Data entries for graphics
*****
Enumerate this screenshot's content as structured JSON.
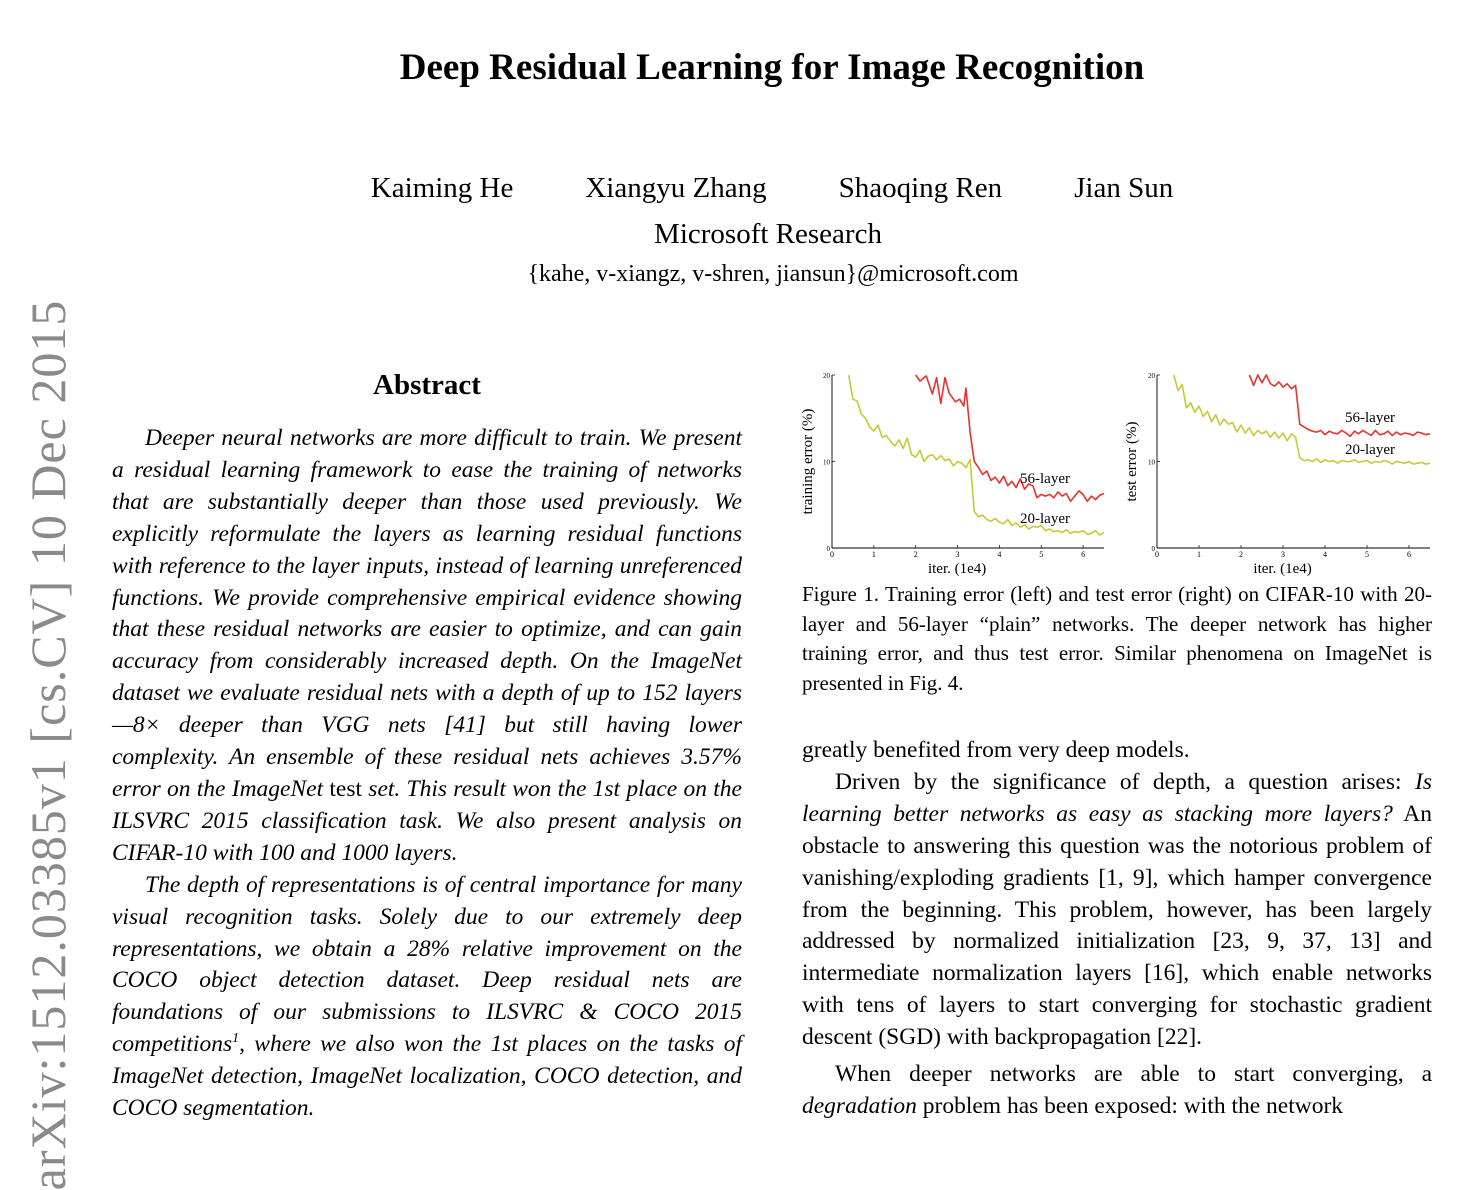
{
  "arxiv_stamp": "arXiv:1512.03385v1  [cs.CV]  10 Dec 2015",
  "title": "Deep Residual Learning for Image Recognition",
  "authors": [
    "Kaiming He",
    "Xiangyu Zhang",
    "Shaoqing Ren",
    "Jian Sun"
  ],
  "affiliation": "Microsoft Research",
  "email": "{kahe, v-xiangz, v-shren, jiansun}@microsoft.com",
  "abstract": {
    "heading": "Abstract",
    "p1_a": "Deeper neural networks are more difficult to train. We present a residual learning framework to ease the training of networks that are substantially deeper than those used previously. We explicitly reformulate the layers as learning residual functions with reference to the layer inputs, instead of learning unreferenced functions. We provide comprehensive empirical evidence showing that these residual networks are easier to optimize, and can gain accuracy from considerably increased depth. On the ImageNet dataset we evaluate residual nets with a depth of up to 152 layers—8× deeper than VGG nets [41] but still having lower complexity. An ensemble of these residual nets achieves 3.57% error on the ImageNet ",
    "p1_test": "test",
    "p1_b": " set. This result won the 1st place on the ILSVRC 2015 classification task. We also present analysis on CIFAR-10 with 100 and 1000 layers.",
    "p2_a": "The depth of representations is of central importance for many visual recognition tasks. Solely due to our extremely deep representations, we obtain a 28% relative improvement on the COCO object detection dataset. Deep residual nets are foundations of our submissions to ILSVRC & COCO 2015 competitions",
    "p2_footnote": "1",
    "p2_b": ", where we also won the 1st places on the tasks of ImageNet detection, ImageNet localization, COCO detection, and COCO segmentation."
  },
  "figure": {
    "caption": "Figure 1. Training error (left) and test error (right) on CIFAR-10 with 20-layer and 56-layer “plain” networks. The deeper network has higher training error, and thus test error. Similar phenomena on ImageNet is presented in Fig. 4."
  },
  "chart_data": [
    {
      "type": "line",
      "title": "",
      "xlabel": "iter. (1e4)",
      "ylabel": "training error (%)",
      "xlim": [
        0,
        6.5
      ],
      "ylim": [
        0,
        20
      ],
      "xticks": [
        "0",
        "1",
        "2",
        "3",
        "4",
        "5",
        "6"
      ],
      "yticks": [
        "0",
        "10",
        "20"
      ],
      "series": [
        {
          "name": "56-layer",
          "color": "#e8322f",
          "x": [
            2.0,
            2.1,
            2.25,
            2.4,
            2.5,
            2.6,
            2.7,
            2.8,
            2.95,
            3.05,
            3.15,
            3.2,
            3.3,
            3.4,
            3.5,
            3.6,
            3.7,
            3.8,
            3.9,
            4.0,
            4.1,
            4.2,
            4.3,
            4.4,
            4.5,
            4.6,
            4.7,
            4.8,
            4.9,
            5.0,
            5.1,
            5.2,
            5.3,
            5.4,
            5.5,
            5.6,
            5.7,
            5.8,
            5.9,
            6.0,
            6.1,
            6.2,
            6.3,
            6.4,
            6.5
          ],
          "values": [
            20.0,
            19.3,
            19.9,
            17.8,
            19.7,
            16.7,
            19.7,
            17.9,
            16.9,
            17.2,
            16.4,
            18.5,
            13.4,
            10.0,
            9.3,
            8.5,
            8.9,
            7.8,
            8.2,
            7.5,
            8.3,
            7.2,
            7.7,
            7.0,
            8.0,
            6.8,
            7.4,
            7.2,
            5.8,
            6.2,
            6.0,
            6.2,
            5.8,
            6.5,
            6.0,
            6.3,
            5.4,
            6.0,
            6.6,
            6.2,
            5.4,
            6.0,
            5.6,
            6.1,
            6.3
          ]
        },
        {
          "name": "20-layer",
          "color": "#c7c83a",
          "x": [
            0.4,
            0.5,
            0.6,
            0.7,
            0.8,
            0.9,
            1.0,
            1.1,
            1.2,
            1.3,
            1.4,
            1.5,
            1.6,
            1.7,
            1.8,
            1.9,
            2.0,
            2.1,
            2.2,
            2.3,
            2.4,
            2.5,
            2.6,
            2.7,
            2.8,
            2.9,
            3.0,
            3.1,
            3.2,
            3.3,
            3.4,
            3.5,
            3.6,
            3.7,
            3.8,
            3.9,
            4.0,
            4.1,
            4.2,
            4.3,
            4.4,
            4.5,
            4.6,
            4.7,
            4.8,
            4.9,
            5.0,
            5.1,
            5.2,
            5.3,
            5.4,
            5.5,
            5.6,
            5.7,
            5.8,
            5.9,
            6.0,
            6.1,
            6.2,
            6.3,
            6.4,
            6.5
          ],
          "values": [
            20.0,
            17.2,
            17.0,
            15.5,
            15.0,
            14.0,
            13.5,
            14.2,
            12.8,
            13.0,
            12.3,
            11.8,
            12.5,
            11.5,
            12.7,
            10.8,
            10.5,
            11.3,
            10.0,
            10.6,
            10.8,
            10.2,
            10.7,
            10.1,
            10.3,
            9.5,
            10.0,
            9.8,
            9.3,
            10.2,
            4.2,
            3.6,
            3.8,
            3.3,
            3.1,
            3.4,
            3.0,
            2.8,
            3.3,
            2.6,
            2.9,
            2.4,
            2.7,
            2.2,
            2.5,
            2.4,
            2.6,
            2.0,
            2.2,
            1.9,
            2.0,
            1.8,
            2.1,
            1.7,
            1.9,
            1.8,
            2.0,
            1.6,
            1.7,
            2.0,
            1.5,
            1.8
          ]
        }
      ]
    },
    {
      "type": "line",
      "title": "",
      "xlabel": "iter. (1e4)",
      "ylabel": "test error (%)",
      "xlim": [
        0,
        6.5
      ],
      "ylim": [
        0,
        20
      ],
      "xticks": [
        "0",
        "1",
        "2",
        "3",
        "4",
        "5",
        "6"
      ],
      "yticks": [
        "0",
        "10",
        "20"
      ],
      "series": [
        {
          "name": "56-layer",
          "color": "#e8322f",
          "x": [
            2.2,
            2.3,
            2.4,
            2.5,
            2.6,
            2.7,
            2.8,
            2.9,
            3.0,
            3.1,
            3.2,
            3.3,
            3.4,
            3.5,
            3.6,
            3.7,
            3.8,
            3.9,
            4.0,
            4.1,
            4.2,
            4.3,
            4.4,
            4.5,
            4.6,
            4.7,
            4.8,
            4.9,
            5.0,
            5.1,
            5.2,
            5.3,
            5.4,
            5.5,
            5.6,
            5.7,
            5.8,
            5.9,
            6.0,
            6.1,
            6.2,
            6.3,
            6.4,
            6.5
          ],
          "values": [
            20.0,
            18.8,
            20.0,
            19.1,
            20.0,
            19.0,
            18.7,
            19.2,
            18.6,
            19.0,
            18.4,
            18.8,
            14.3,
            14.0,
            13.7,
            13.5,
            13.4,
            13.6,
            13.1,
            13.5,
            13.3,
            13.2,
            13.6,
            13.3,
            12.9,
            13.5,
            13.2,
            13.6,
            13.3,
            13.0,
            13.6,
            13.1,
            13.2,
            13.5,
            13.0,
            13.4,
            13.1,
            13.3,
            13.2,
            13.0,
            13.4,
            13.3,
            13.1,
            13.2
          ]
        },
        {
          "name": "20-layer",
          "color": "#c7c83a",
          "x": [
            0.4,
            0.5,
            0.6,
            0.7,
            0.8,
            0.9,
            1.0,
            1.1,
            1.2,
            1.3,
            1.4,
            1.5,
            1.6,
            1.7,
            1.8,
            1.9,
            2.0,
            2.1,
            2.2,
            2.3,
            2.4,
            2.5,
            2.6,
            2.7,
            2.8,
            2.9,
            3.0,
            3.1,
            3.2,
            3.3,
            3.4,
            3.5,
            3.6,
            3.7,
            3.8,
            3.9,
            4.0,
            4.1,
            4.2,
            4.3,
            4.4,
            4.5,
            4.6,
            4.7,
            4.8,
            4.9,
            5.0,
            5.1,
            5.2,
            5.3,
            5.4,
            5.5,
            5.6,
            5.7,
            5.8,
            5.9,
            6.0,
            6.1,
            6.2,
            6.3,
            6.4,
            6.5
          ],
          "values": [
            20.0,
            18.2,
            18.9,
            16.2,
            16.8,
            15.7,
            16.4,
            15.2,
            15.8,
            14.6,
            15.4,
            14.2,
            14.9,
            14.3,
            14.5,
            13.4,
            14.2,
            13.3,
            13.9,
            13.0,
            13.6,
            13.2,
            13.5,
            12.8,
            13.4,
            12.7,
            13.3,
            12.4,
            13.2,
            12.8,
            10.4,
            10.1,
            10.2,
            10.0,
            10.3,
            9.9,
            10.2,
            10.0,
            10.1,
            9.8,
            10.1,
            10.0,
            10.0,
            10.2,
            9.9,
            10.0,
            10.1,
            9.8,
            10.0,
            9.9,
            10.1,
            10.0,
            9.7,
            10.0,
            9.9,
            9.8,
            10.0,
            9.7,
            9.8,
            9.9,
            9.7,
            9.8
          ]
        }
      ]
    }
  ],
  "body_right": {
    "p1": "greatly benefited from very deep models.",
    "p2_a": "Driven by the significance of depth, a question arises: ",
    "p2_question": "Is learning better networks as easy as stacking more layers?",
    "p2_b": " An obstacle to answering this question was the notorious problem of vanishing/exploding gradients [1, 9], which hamper convergence from the beginning. This problem, however, has been largely addressed by normalized initialization [23, 9, 37, 13] and intermediate normalization layers [16], which enable networks with tens of layers to start converging for stochastic gradient descent (SGD) with backpropagation [22].",
    "p3_a": "When deeper networks are able to start converging, a ",
    "p3_term": "degradation",
    "p3_b": " problem has been exposed: with the network"
  }
}
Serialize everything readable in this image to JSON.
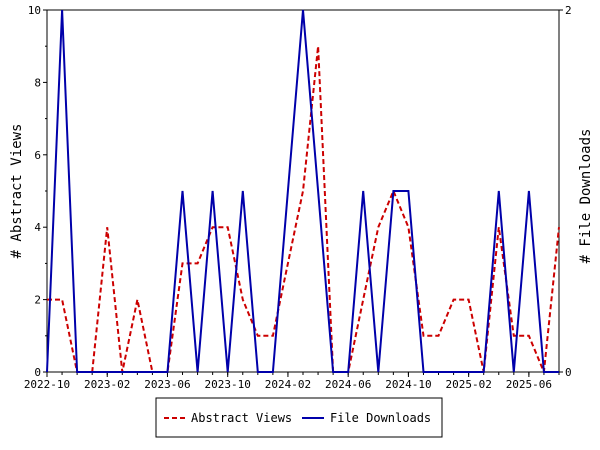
{
  "chart_data": {
    "type": "line",
    "x": [
      "2022-10",
      "2022-11",
      "2022-12",
      "2023-01",
      "2023-02",
      "2023-03",
      "2023-04",
      "2023-05",
      "2023-06",
      "2023-07",
      "2023-08",
      "2023-09",
      "2023-10",
      "2023-11",
      "2023-12",
      "2024-01",
      "2024-02",
      "2024-03",
      "2024-04",
      "2024-05",
      "2024-06",
      "2024-07",
      "2024-08",
      "2024-09",
      "2024-10",
      "2024-11",
      "2024-12",
      "2025-01",
      "2025-02",
      "2025-03",
      "2025-04",
      "2025-05",
      "2025-06",
      "2025-07",
      "2025-08"
    ],
    "x_tick_labels": [
      "2022-10",
      "2023-02",
      "2023-06",
      "2023-10",
      "2024-02",
      "2024-06",
      "2024-10",
      "2025-02",
      "2025-06"
    ],
    "series": [
      {
        "name": "Abstract Views",
        "axis": "left",
        "color": "#cc0000",
        "dash": "dashed",
        "values": [
          2,
          2,
          0,
          0,
          4,
          0,
          2,
          0,
          0,
          3,
          3,
          4,
          4,
          2,
          1,
          1,
          3,
          5,
          9,
          0,
          0,
          2,
          4,
          5,
          4,
          1,
          1,
          2,
          2,
          0,
          4,
          1,
          1,
          0,
          4
        ]
      },
      {
        "name": "File Downloads",
        "axis": "right",
        "color": "#0000aa",
        "dash": "solid",
        "values": [
          0,
          2,
          0,
          0,
          0,
          0,
          0,
          0,
          0,
          1,
          0,
          1,
          0,
          1,
          0,
          0,
          1,
          2,
          1,
          0,
          0,
          1,
          0,
          1,
          1,
          0,
          0,
          0,
          0,
          0,
          1,
          0,
          1,
          0,
          0
        ]
      }
    ],
    "ylabel": "# Abstract Views",
    "ylabel_right": "# File Downloads",
    "ylim": [
      0,
      10
    ],
    "ylim_right": [
      0,
      2
    ],
    "yticks": [
      "0",
      "2",
      "4",
      "6",
      "8",
      "10"
    ],
    "yticks_right": [
      "0",
      "2"
    ],
    "grid": false,
    "legend_position": "bottom"
  },
  "legend": {
    "abstract_label": "Abstract Views",
    "downloads_label": "File Downloads"
  }
}
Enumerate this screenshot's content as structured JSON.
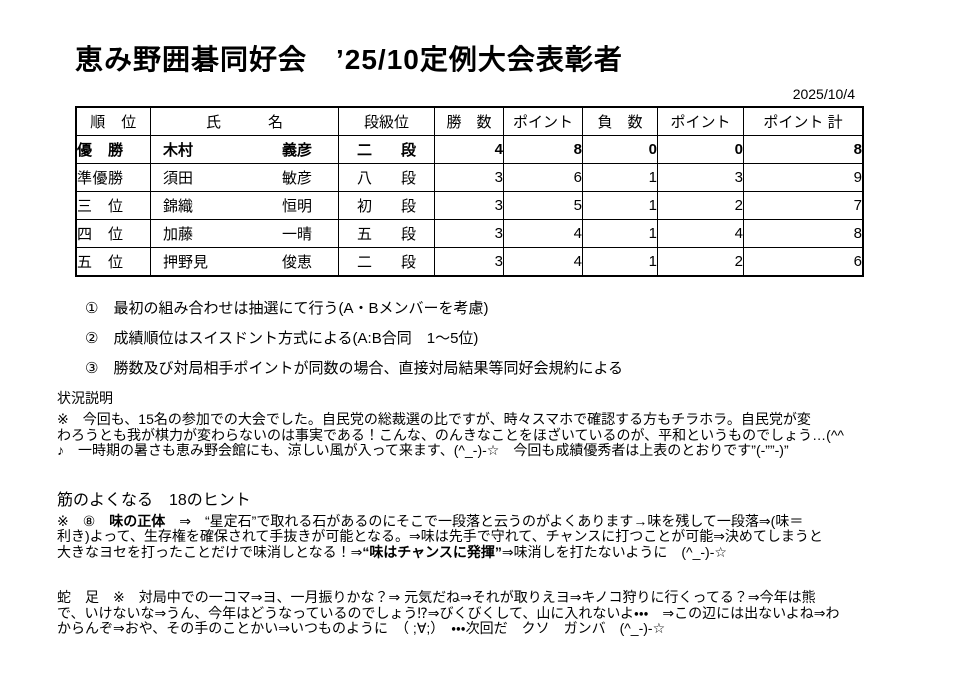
*****
EXERCISE BRIEF:
Using the records above, find and show each line with the string "ImageNet".

RESPONSE TO THIS TASK:
    "p1_a": "Deeper neural networks are more difficult to train. We present a residual learning framework to ease the training of networks that are substantially deeper than those used previously. We explicitly reformulate the layers as learning residual functions with reference to the layer inputs, instead of learning unreferenced functions. We provide comprehensive empirical evidence showing that these residual networks are easier to optimize, and can gain accuracy from considerably increased depth. On the ImageNet dataset we evaluate residual nets with a depth of up to 152 layers—8× deeper than VGG nets [41] but still having lower complexity. An ensemble of these residual nets achieves 3.57% error on the ImageNet ",
    "p2_b": ", where we also won the 1st places on the tasks of ImageNet detection, ImageNet localization, COCO detection, and COCO segmentation."
    "caption": "Figure 1. Training error (left) and test error (right) on CIFAR-10 with 20-layer and 56-layer “plain” networks. The deeper network has higher training error, and thus test error. Similar phenomena on ImageNet is presented in Fig. 4."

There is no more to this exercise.